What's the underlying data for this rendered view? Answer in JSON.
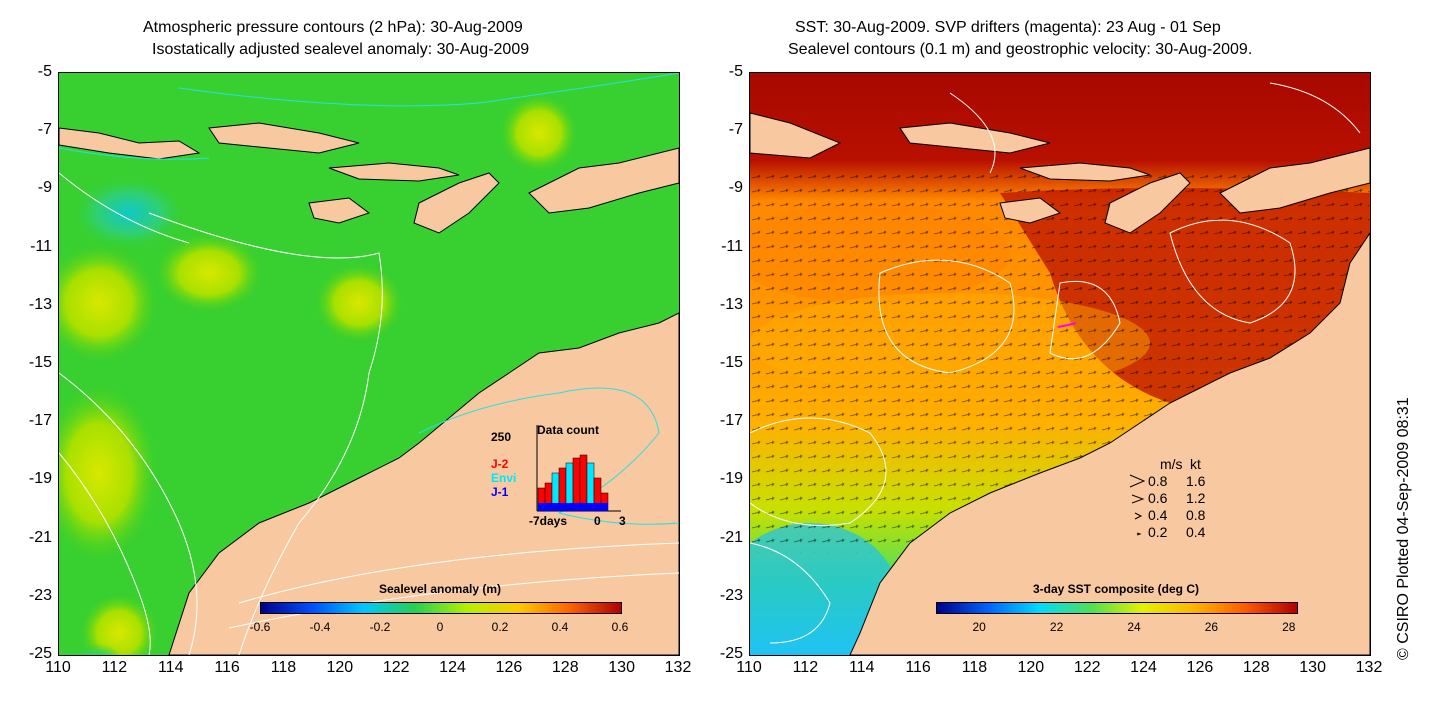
{
  "left_panel": {
    "title_line1": "Atmospheric pressure contours (2 hPa): 30-Aug-2009",
    "title_line2": "Isostatically adjusted sealevel anomaly: 30-Aug-2009",
    "colorbar_title": "Sealevel anomaly (m)",
    "colorbar_ticks": [
      "-0.6",
      "-0.4",
      "-0.2",
      "0",
      "0.2",
      "0.4",
      "0.6"
    ],
    "colorbar_colors": [
      "#00008c",
      "#0050ff",
      "#00c8ff",
      "#28d050",
      "#b4f000",
      "#ffc800",
      "#ff6400",
      "#b40000"
    ],
    "inset": {
      "title": "Data count",
      "y_max": "250",
      "x_left": "-7days",
      "x_mid": "0",
      "x_right": "3",
      "legend": [
        {
          "label": "J-2",
          "color": "#ff0000"
        },
        {
          "label": "Envi",
          "color": "#00e8ff"
        },
        {
          "label": "J-1",
          "color": "#0000ff"
        }
      ]
    }
  },
  "right_panel": {
    "title_line1": "SST: 30-Aug-2009. SVP drifters (magenta): 23 Aug - 01 Sep",
    "title_line2": "Sealevel contours (0.1 m) and geostrophic velocity: 30-Aug-2009.",
    "colorbar_title": "3-day SST composite (deg C)",
    "colorbar_ticks": [
      "20",
      "22",
      "24",
      "26",
      "28"
    ],
    "colorbar_colors": [
      "#00008c",
      "#0064ff",
      "#00dcff",
      "#50e050",
      "#e6f000",
      "#ffb400",
      "#ff5a00",
      "#b40000"
    ],
    "velocity_legend": {
      "header_ms": "m/s",
      "header_kt": "kt",
      "rows": [
        {
          "ms": "0.8",
          "kt": "1.6"
        },
        {
          "ms": "0.6",
          "kt": "1.2"
        },
        {
          "ms": "0.4",
          "kt": "0.8"
        },
        {
          "ms": "0.2",
          "kt": "0.4"
        }
      ]
    }
  },
  "axes": {
    "y_ticks": [
      "-5",
      "-7",
      "-9",
      "-11",
      "-13",
      "-15",
      "-17",
      "-19",
      "-21",
      "-23",
      "-25"
    ],
    "x_ticks": [
      "110",
      "112",
      "114",
      "116",
      "118",
      "120",
      "122",
      "124",
      "126",
      "128",
      "130",
      "132"
    ]
  },
  "credit": "© CSIRO Plotted 04-Sep-2009 08:31",
  "colors": {
    "land": "#f8c8a0",
    "sea_green": "#2ed02e",
    "sst_warm": "#b00c00",
    "contour_white": "#ffffff",
    "contour_cyan": "#28e0e0",
    "drifter_magenta": "#ff00ff"
  }
}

• Your goal: Scan the material above. Extract every line in which the word "contours" occurs.

• Response to this task:
    "title_line1": "Atmospheric pressure contours (2 hPa): 30-Aug-2009",
    "title_line2": "Sealevel contours (0.1 m) and geostrophic velocity: 30-Aug-2009.",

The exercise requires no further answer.